(Stored records)
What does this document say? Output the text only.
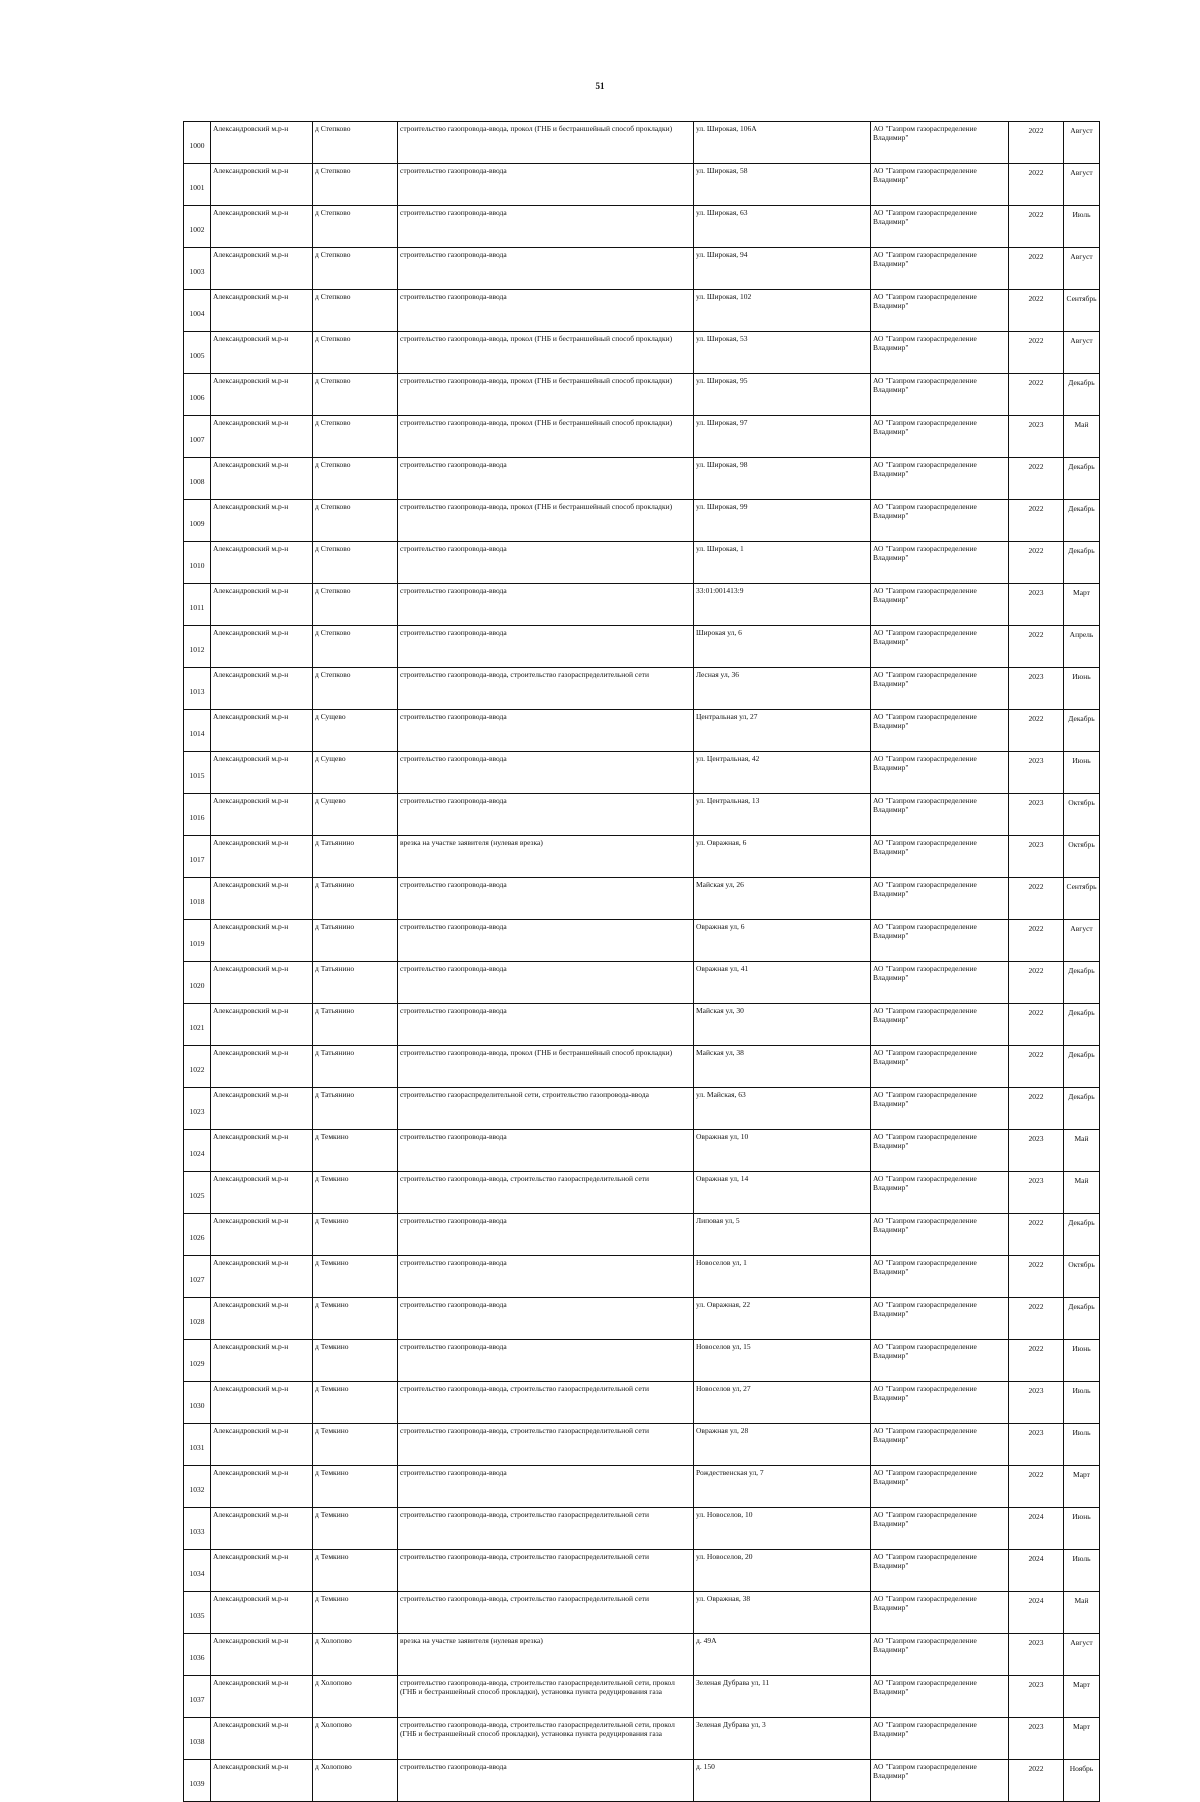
51
1000	Александровский м.р-н	д Степково	строительство газопровода-ввода, прокол (ГНБ и бестраншейный способ прокладки)	ул. Широкая, 106А	АО "Газпром газораспределение Владимир"	2022	Август
1001	Александровский м.р-н	д Степково	строительство газопровода-ввода	ул. Широкая, 58	АО "Газпром газораспределение Владимир"	2022	Август
1002	Александровский м.р-н	д Степково	строительство газопровода-ввода	ул. Широкая, 63	АО "Газпром газораспределение Владимир"	2022	Июль
1003	Александровский м.р-н	д Степково	строительство газопровода-ввода	ул. Широкая, 94	АО "Газпром газораспределение Владимир"	2022	Август
1004	Александровский м.р-н	д Степково	строительство газопровода-ввода	ул. Широкая, 102	АО "Газпром газораспределение Владимир"	2022	Сентябрь
1005	Александровский м.р-н	д Степково	строительство газопровода-ввода, прокол (ГНБ и бестраншейный способ прокладки)	ул. Широкая, 53	АО "Газпром газораспределение Владимир"	2022	Август
1006	Александровский м.р-н	д Степково	строительство газопровода-ввода, прокол (ГНБ и бестраншейный способ прокладки)	ул. Широкая, 95	АО "Газпром газораспределение Владимир"	2022	Декабрь
1007	Александровский м.р-н	д Степково	строительство газопровода-ввода, прокол (ГНБ и бестраншейный способ прокладки)	ул. Широкая, 97	АО "Газпром газораспределение Владимир"	2023	Май
1008	Александровский м.р-н	д Степково	строительство газопровода-ввода	ул. Широкая, 98	АО "Газпром газораспределение Владимир"	2022	Декабрь
1009	Александровский м.р-н	д Степково	строительство газопровода-ввода, прокол (ГНБ и бестраншейный способ прокладки)	ул. Широкая, 99	АО "Газпром газораспределение Владимир"	2022	Декабрь
1010	Александровский м.р-н	д Степково	строительство газопровода-ввода	ул. Широкая, 1	АО "Газпром газораспределение Владимир"	2022	Декабрь
1011	Александровский м.р-н	д Степково	строительство газопровода-ввода	33:01:001413:9	АО "Газпром газораспределение Владимир"	2023	Март
1012	Александровский м.р-н	д Степково	строительство газопровода-ввода	Широкая ул, 6	АО "Газпром газораспределение Владимир"	2022	Апрель
1013	Александровский м.р-н	д Степково	строительство газопровода-ввода, строительство газораспределительной сети	Лесная ул, 36	АО "Газпром газораспределение Владимир"	2023	Июнь
1014	Александровский м.р-н	д Сущево	строительство газопровода-ввода	Центральная ул, 27	АО "Газпром газораспределение Владимир"	2022	Декабрь
1015	Александровский м.р-н	д Сущево	строительство газопровода-ввода	ул. Центральная, 42	АО "Газпром газораспределение Владимир"	2023	Июнь
1016	Александровский м.р-н	д Сущево	строительство газопровода-ввода	ул. Центральная, 13	АО "Газпром газораспределение Владимир"	2023	Октябрь
1017	Александровский м.р-н	д Татьянино	врезка на участке заявителя (нулевая врезка)	ул. Овражная, 6	АО "Газпром газораспределение Владимир"	2023	Октябрь
1018	Александровский м.р-н	д Татьянино	строительство газопровода-ввода	Майская ул, 26	АО "Газпром газораспределение Владимир"	2022	Сентябрь
1019	Александровский м.р-н	д Татьянино	строительство газопровода-ввода	Овражная ул, 6	АО "Газпром газораспределение Владимир"	2022	Август
1020	Александровский м.р-н	д Татьянино	строительство газопровода-ввода	Овражная ул, 41	АО "Газпром газораспределение Владимир"	2022	Декабрь
1021	Александровский м.р-н	д Татьянино	строительство газопровода-ввода	Майская ул, 30	АО "Газпром газораспределение Владимир"	2022	Декабрь
1022	Александровский м.р-н	д Татьянино	строительство газопровода-ввода, прокол (ГНБ и бестраншейный способ прокладки)	Майская ул, 38	АО "Газпром газораспределение Владимир"	2022	Декабрь
1023	Александровский м.р-н	д Татьянино	строительство газораспределительной сети, строительство газопровода-ввода	ул. Майская, 63	АО "Газпром газораспределение Владимир"	2022	Декабрь
1024	Александровский м.р-н	д Темкино	строительство газопровода-ввода	Овражная ул, 10	АО "Газпром газораспределение Владимир"	2023	Май
1025	Александровский м.р-н	д Темкино	строительство газопровода-ввода, строительство газораспределительной сети	Овражная ул, 14	АО "Газпром газораспределение Владимир"	2023	Май
1026	Александровский м.р-н	д Темкино	строительство газопровода-ввода	Липовая ул, 5	АО "Газпром газораспределение Владимир"	2022	Декабрь
1027	Александровский м.р-н	д Темкино	строительство газопровода-ввода	Новоселов ул, 1	АО "Газпром газораспределение Владимир"	2022	Октябрь
1028	Александровский м.р-н	д Темкино	строительство газопровода-ввода	ул. Овражная, 22	АО "Газпром газораспределение Владимир"	2022	Декабрь
1029	Александровский м.р-н	д Темкино	строительство газопровода-ввода	Новоселов ул, 15	АО "Газпром газораспределение Владимир"	2022	Июнь
1030	Александровский м.р-н	д Темкино	строительство газопровода-ввода, строительство газораспределительной сети	Новоселов ул, 27	АО "Газпром газораспределение Владимир"	2023	Июль
1031	Александровский м.р-н	д Темкино	строительство газопровода-ввода, строительство газораспределительной сети	Овражная ул, 28	АО "Газпром газораспределение Владимир"	2023	Июль
1032	Александровский м.р-н	д Темкино	строительство газопровода-ввода	Рождественская ул, 7	АО "Газпром газораспределение Владимир"	2022	Март
1033	Александровский м.р-н	д Темкино	строительство газопровода-ввода, строительство газораспределительной сети	ул. Новоселов, 10	АО "Газпром газораспределение Владимир"	2024	Июнь
1034	Александровский м.р-н	д Темкино	строительство газопровода-ввода, строительство газораспределительной сети	ул. Новоселов, 20	АО "Газпром газораспределение Владимир"	2024	Июль
1035	Александровский м.р-н	д Темкино	строительство газопровода-ввода, строительство газораспределительной сети	ул. Овражная, 38	АО "Газпром газораспределение Владимир"	2024	Май
1036	Александровский м.р-н	д Холопово	врезка на участке заявителя (нулевая врезка)	д. 49А	АО "Газпром газораспределение Владимир"	2023	Август
1037	Александровский м.р-н	д Холопово	строительство газопровода-ввода, строительство газораспределительной сети, прокол (ГНБ и бестраншейный способ прокладки), установка пункта редуцирования газа	Зеленая Дубрава ул, 11	АО "Газпром газораспределение Владимир"	2023	Март
1038	Александровский м.р-н	д Холопово	строительство газопровода-ввода, строительство газораспределительной сети, прокол (ГНБ и бестраншейный способ прокладки), установка пункта редуцирования газа	Зеленая Дубрава ул, 3	АО "Газпром газораспределение Владимир"	2023	Март
1039	Александровский м.р-н	д Холопово	строительство газопровода-ввода	д. 150	АО "Газпром газораспределение Владимир"	2022	Ноябрь
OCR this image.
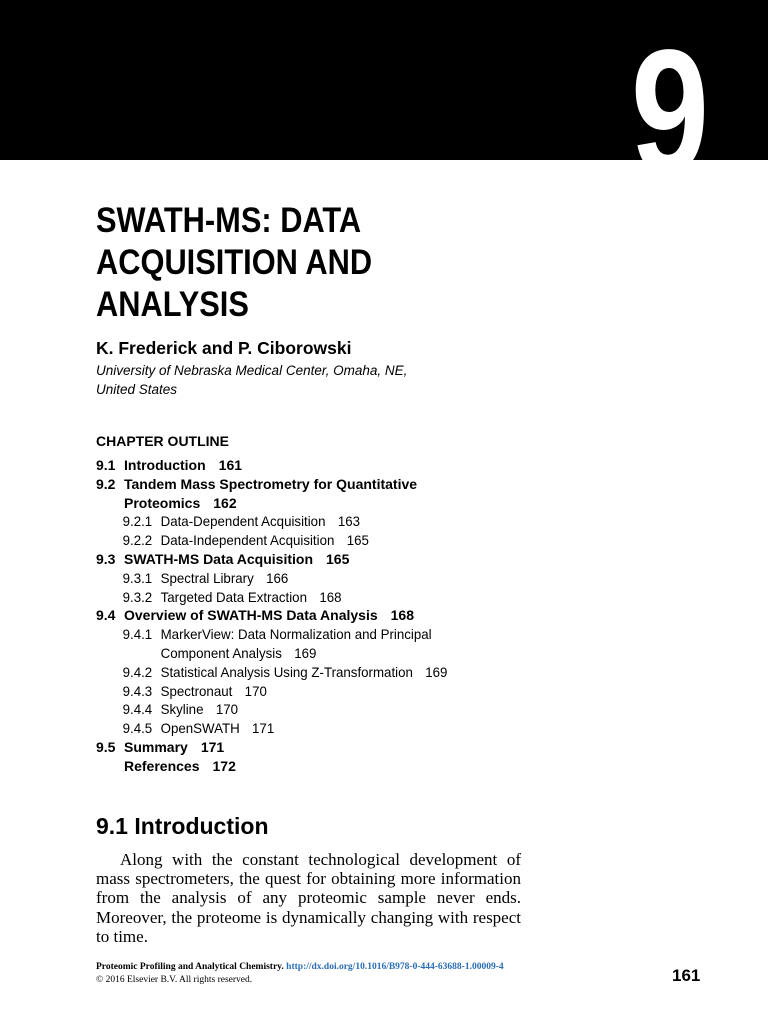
9
SWATH-MS: DATA
ACQUISITION AND
ANALYSIS
K. Frederick and P. Ciborowski
University of Nebraska Medical Center, Omaha, NE,
United States
CHAPTER OUTLINE
9.1 Introduction 161
9.2 Tandem Mass Spectrometry for Quantitative
Proteomics 162
9.2.1 Data-Dependent Acquisition 163
9.2.2 Data-Independent Acquisition 165
9.3 SWATH-MS Data Acquisition 165
9.3.1 Spectral Library 166
9.3.2 Targeted Data Extraction 168
9.4 Overview of SWATH-MS Data Analysis 168
9.4.1 MarkerView: Data Normalization and Principal
Component Analysis 169
9.4.2 Statistical Analysis Using Z-Transformation 169
9.4.3 Spectronaut 170
9.4.4 Skyline 170
9.4.5 OpenSWATH 171
9.5 Summary 171
References 172
9.1 Introduction

Along with the constant technological development of mass spectrometers, the quest for obtaining more information from the analysis of any proteomic sample never ends. Moreover, the proteome is dynamically changing with respect to time.

Proteomic Profiling and Analytical Chemistry. http://dx.doi.org/10.1016/B978-0-444-63688-1.00009-4
© 2016 Elsevier B.V. All rights reserved.	161
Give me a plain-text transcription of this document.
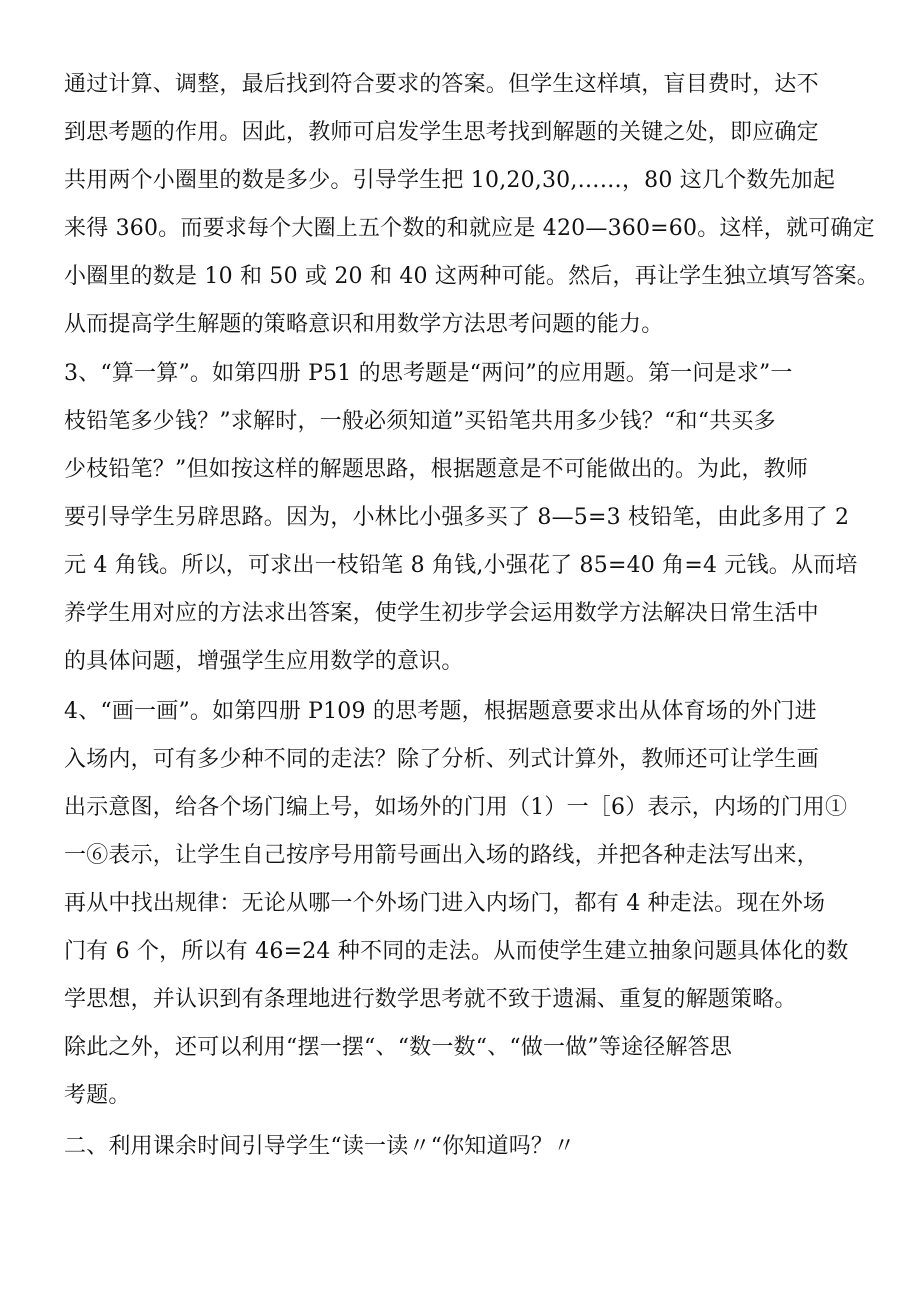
通过计算、调整，最后找到符合要求的答案。但学生这样填，盲目费时，达不
到思考题的作用。因此，教师可启发学生思考找到解题的关键之处，即应确定
共用两个小圈里的数是多少。引导学生把 10,20,30,……，80 这几个数先加起
来得 360。而要求每个大圈上五个数的和就应是 420—360=60。这样，就可确定
小圈里的数是 10 和 50 或 20 和 40 这两种可能。然后，再让学生独立填写答案。
从而提高学生解题的策略意识和用数学方法思考问题的能力。
3、“算一算”。如第四册 P51 的思考题是“两问”的应用题。第一问是求”一
枝铅笔多少钱？”求解时，一般必须知道”买铅笔共用多少钱？“和“共买多
少枝铅笔？”但如按这样的解题思路，根据题意是不可能做出的。为此，教师
要引导学生另辟思路。因为，小林比小强多买了 8—5=3 枝铅笔，由此多用了 2
元 4 角钱。所以，可求出一枝铅笔 8 角钱,小强花了 85=40 角=4 元钱。从而培
养学生用对应的方法求出答案，使学生初步学会运用数学方法解决日常生活中
的具体问题，增强学生应用数学的意识。
4、“画一画”。如第四册 P109 的思考题，根据题意要求出从体育场的外门进
入场内，可有多少种不同的走法？除了分析、列式计算外，教师还可让学生画
出示意图，给各个场门编上号，如场外的门用（1）一［6）表示，内场的门用①
一⑥表示，让学生自己按序号用箭号画出入场的路线，并把各种走法写出来，
再从中找出规律：无论从哪一个外场门进入内场门，都有 4 种走法。现在外场
门有 6 个，所以有 46=24 种不同的走法。从而使学生建立抽象问题具体化的数
学思想，并认识到有条理地进行数学思考就不致于遗漏、重复的解题策略。
除此之外，还可以利用“摆一摆“、“数一数“、“做一做”等途径解答思
考题。
二、利用课余时间引导学生“读一读〃“你知道吗？〃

> **The exercise**
Pick each line holding the word "газа" out of the listing.

> **Finished answer**
1037	Александровский м.р-н	д Холопово	строительство газопровода-ввода, строительство газораспределительной сети, прокол (ГНБ и бестраншейный способ прокладки), установка пункта редуцирования газа	Зеленая Дубрава ул, 11	АО "Газпром газораспределение Владимир"	2023	Март
1038	Александровский м.р-н	д Холопово	строительство газопровода-ввода, строительство газораспределительной сети, прокол (ГНБ и бестраншейный способ прокладки), установка пункта редуцирования газа	Зеленая Дубрава ул, 3	АО "Газпром газораспределение Владимир"	2023	Март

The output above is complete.